Goal of the exercise: Tally up the lines where the string "from" appears; reply with the number only.

Records:

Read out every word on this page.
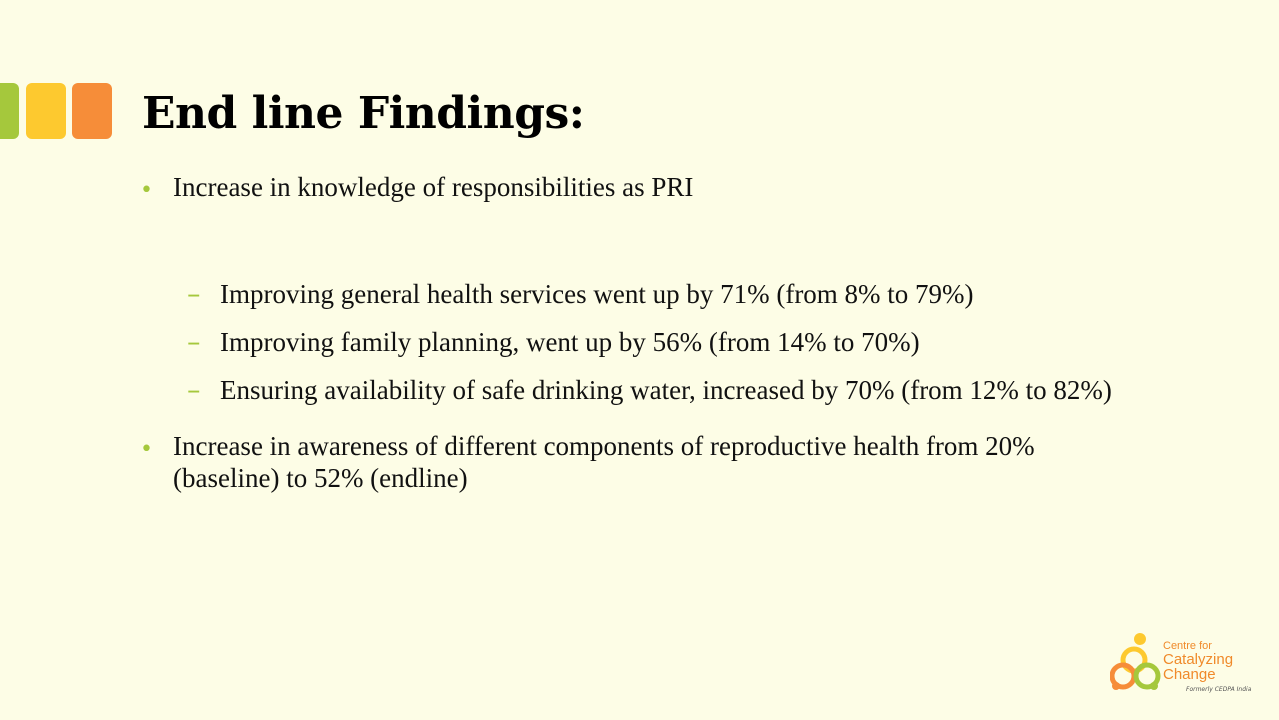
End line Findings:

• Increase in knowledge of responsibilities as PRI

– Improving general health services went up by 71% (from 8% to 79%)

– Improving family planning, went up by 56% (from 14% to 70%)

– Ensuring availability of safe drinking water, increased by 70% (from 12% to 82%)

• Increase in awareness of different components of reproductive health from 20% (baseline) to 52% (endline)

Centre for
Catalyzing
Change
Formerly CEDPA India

Reply to the task: 4